• _Input_
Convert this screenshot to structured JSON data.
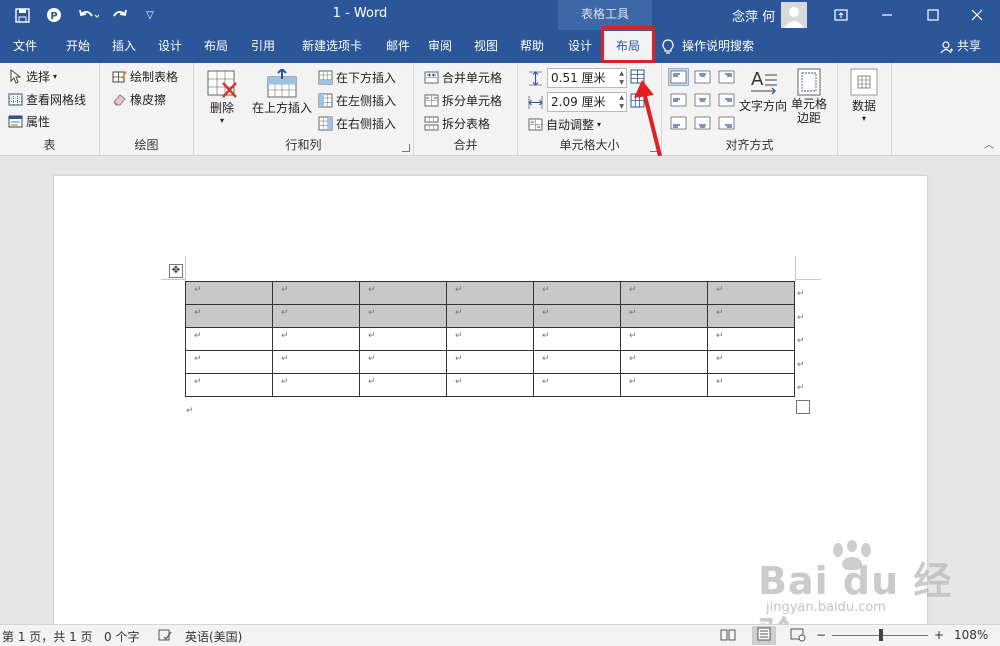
{
  "titlebar": {
    "doc_title": "1  -  Word",
    "context_tools": "表格工具",
    "user": "念萍 何"
  },
  "tabs": [
    {
      "label": "文件"
    },
    {
      "label": "开始"
    },
    {
      "label": "插入"
    },
    {
      "label": "设计"
    },
    {
      "label": "布局"
    },
    {
      "label": "引用"
    },
    {
      "label": "新建选项卡"
    },
    {
      "label": "邮件"
    },
    {
      "label": "审阅"
    },
    {
      "label": "视图"
    },
    {
      "label": "帮助"
    },
    {
      "label": "设计"
    },
    {
      "label": "布局"
    }
  ],
  "tellme": "操作说明搜索",
  "share": "共享",
  "ribbon": {
    "table_group": {
      "label": "表",
      "select": "选择",
      "view_gridlines": "查看网格线",
      "properties": "属性"
    },
    "draw_group": {
      "label": "绘图",
      "draw_table": "绘制表格",
      "eraser": "橡皮擦"
    },
    "rows_cols_group": {
      "label": "行和列",
      "delete": "删除",
      "insert_above": "在上方插入",
      "insert_below": "在下方插入",
      "insert_left": "在左侧插入",
      "insert_right": "在右侧插入"
    },
    "merge_group": {
      "label": "合并",
      "merge_cells": "合并单元格",
      "split_cells": "拆分单元格",
      "split_table": "拆分表格"
    },
    "cell_size_group": {
      "label": "单元格大小",
      "height": "0.51 厘米",
      "width": "2.09 厘米",
      "autofit": "自动调整"
    },
    "alignment_group": {
      "label": "对齐方式",
      "text_direction": "文字方向",
      "cell_margins_line1": "单元格",
      "cell_margins_line2": "边距"
    },
    "data_group": {
      "label": "数据"
    }
  },
  "document": {
    "cell_mark": "↵"
  },
  "watermark": {
    "main": "Bai du 经验",
    "sub": "jingyan.baidu.com"
  },
  "statusbar": {
    "page": "第 1 页，共 1 页",
    "words": "0 个字",
    "language": "英语(美国)",
    "zoom": "108%"
  },
  "colors": {
    "accent": "#2b579a",
    "highlight": "#e02020",
    "shaded_cell": "#c8c8c8"
  }
}
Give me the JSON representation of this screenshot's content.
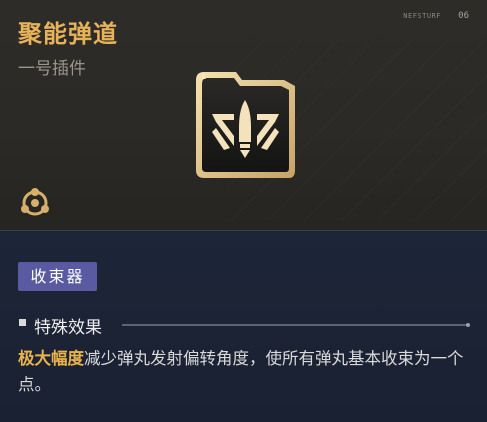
{
  "plugin": {
    "title": "聚能弹道",
    "subtitle": "一号插件",
    "corner_tag": "NEFSTURF",
    "corner_number": "06",
    "level": "1"
  },
  "icons": {
    "chip_symbol": "bullet-emblem-icon",
    "module": "hexagon-module-icon"
  },
  "tag_label": "收束器",
  "section": {
    "title": "特殊效果"
  },
  "effect": {
    "highlight": "极大幅度",
    "text": "减少弹丸发射偏转角度，使所有弹丸基本收束为一个点。"
  },
  "colors": {
    "title_gold": "#e6b25a",
    "badge_purple": "#5a5aa3",
    "highlight_gold": "#e8b24c",
    "bottom_bg": "#1d2538"
  }
}
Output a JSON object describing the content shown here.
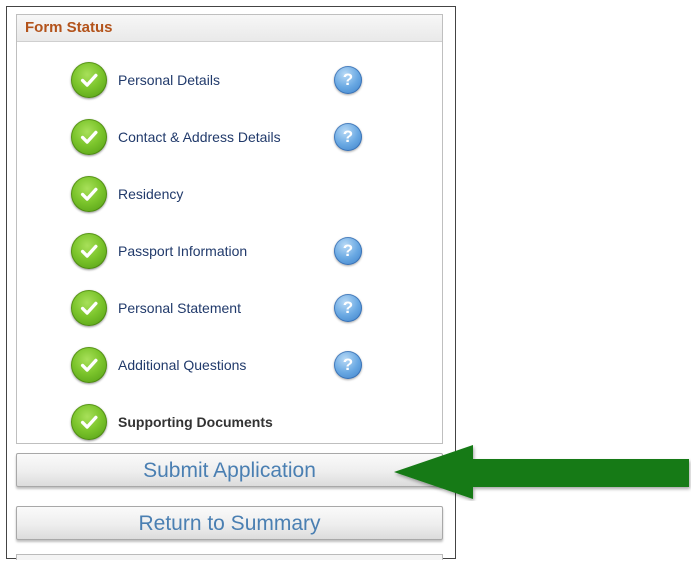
{
  "panel": {
    "title": "Form Status",
    "steps": [
      {
        "label": "Personal Details",
        "status": "complete",
        "help": true
      },
      {
        "label": "Contact & Address Details",
        "status": "complete",
        "help": true
      },
      {
        "label": "Residency",
        "status": "complete",
        "help": false
      },
      {
        "label": "Passport Information",
        "status": "complete",
        "help": true
      },
      {
        "label": "Personal Statement",
        "status": "complete",
        "help": true
      },
      {
        "label": "Additional Questions",
        "status": "complete",
        "help": true
      },
      {
        "label": "Supporting Documents",
        "status": "complete",
        "help": false
      }
    ],
    "help_glyph": "?"
  },
  "buttons": {
    "submit_label": "Submit Application",
    "return_label": "Return to Summary"
  },
  "annotation": {
    "arrow_color": "#137a13",
    "arrow_icon": "arrow-left-icon"
  },
  "colors": {
    "header_text": "#b3531b",
    "step_text": "#213a6b",
    "button_text": "#4a7fb2",
    "check_green": "#7cc52c",
    "help_blue": "#6aa9e3"
  }
}
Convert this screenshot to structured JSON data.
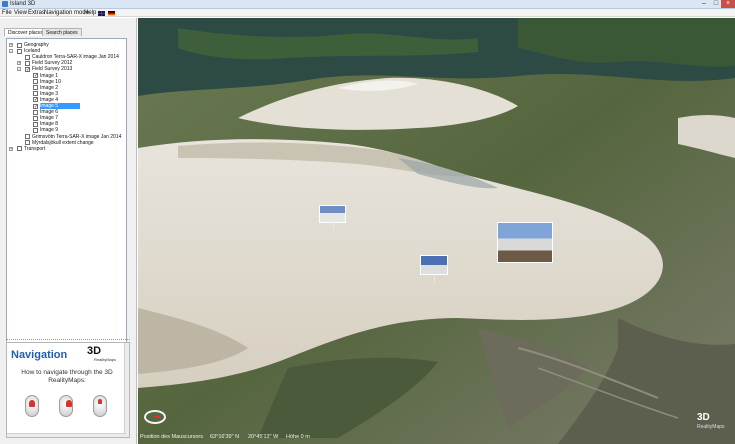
{
  "window": {
    "title": "Island 3D"
  },
  "menu": {
    "items": [
      "File",
      "View",
      "Extras",
      "Navigation mode",
      "Help"
    ]
  },
  "leftpanel": {
    "tabs": [
      "Discover places",
      "Search places"
    ],
    "tree": [
      {
        "label": "Geography",
        "level": 0,
        "expander": "+",
        "checked": false
      },
      {
        "label": "Iceland",
        "level": 0,
        "expander": "-",
        "checked": false
      },
      {
        "label": "Cauldron Terra-SAR-X image Jan 2014",
        "level": 1,
        "expander": "",
        "checked": false
      },
      {
        "label": "Field Survey 2012",
        "level": 1,
        "expander": "+",
        "checked": false
      },
      {
        "label": "Field Survey 2013",
        "level": 1,
        "expander": "-",
        "checked": true
      },
      {
        "label": "Image 1",
        "level": 2,
        "expander": "",
        "checked": true
      },
      {
        "label": "Image 10",
        "level": 2,
        "expander": "",
        "checked": false
      },
      {
        "label": "Image 2",
        "level": 2,
        "expander": "",
        "checked": false
      },
      {
        "label": "Image 3",
        "level": 2,
        "expander": "",
        "checked": false
      },
      {
        "label": "Image 4",
        "level": 2,
        "expander": "",
        "checked": true
      },
      {
        "label": "Image 5",
        "level": 2,
        "expander": "",
        "checked": true,
        "selected": true
      },
      {
        "label": "Image 6",
        "level": 2,
        "expander": "",
        "checked": false
      },
      {
        "label": "Image 7",
        "level": 2,
        "expander": "",
        "checked": false
      },
      {
        "label": "Image 8",
        "level": 2,
        "expander": "",
        "checked": false
      },
      {
        "label": "Image 9",
        "level": 2,
        "expander": "",
        "checked": false
      },
      {
        "label": "Grimsvötn Terra-SAR-X image Jan 2014",
        "level": 1,
        "expander": "",
        "checked": false
      },
      {
        "label": "Mýrdalsjökull extent change",
        "level": 1,
        "expander": "",
        "checked": false
      },
      {
        "label": "Transport",
        "level": 0,
        "expander": "+",
        "checked": false
      }
    ]
  },
  "navpanel": {
    "title": "Navigation",
    "logo_number": "3D",
    "logo_brand": "RealityMaps",
    "instructions": "How to navigate through the 3D RealityMaps:"
  },
  "statusbar": {
    "position_label": "Position des Mauscursors",
    "latitude": "63°16'39\" N",
    "longitude": "20°45'13\" W",
    "height": "Höhe 0 m"
  },
  "watermark": {
    "number": "3D",
    "brand": "RealityMaps"
  },
  "icons": {
    "app": "app-icon",
    "minimize": "minimize-icon",
    "maximize": "maximize-icon",
    "close": "close-icon",
    "compass": "compass-icon"
  },
  "colors": {
    "accent": "#1e5fb6",
    "selection": "#3399ff",
    "glacier": "#d9d4c8"
  }
}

• _Task_
Read the lines above. Gather those in which the string "Terra" is found.

• _Task solution_
        "label": "Cauldron Terra-SAR-X image Jan 2014",
        "label": "Grimsvötn Terra-SAR-X image Jan 2014",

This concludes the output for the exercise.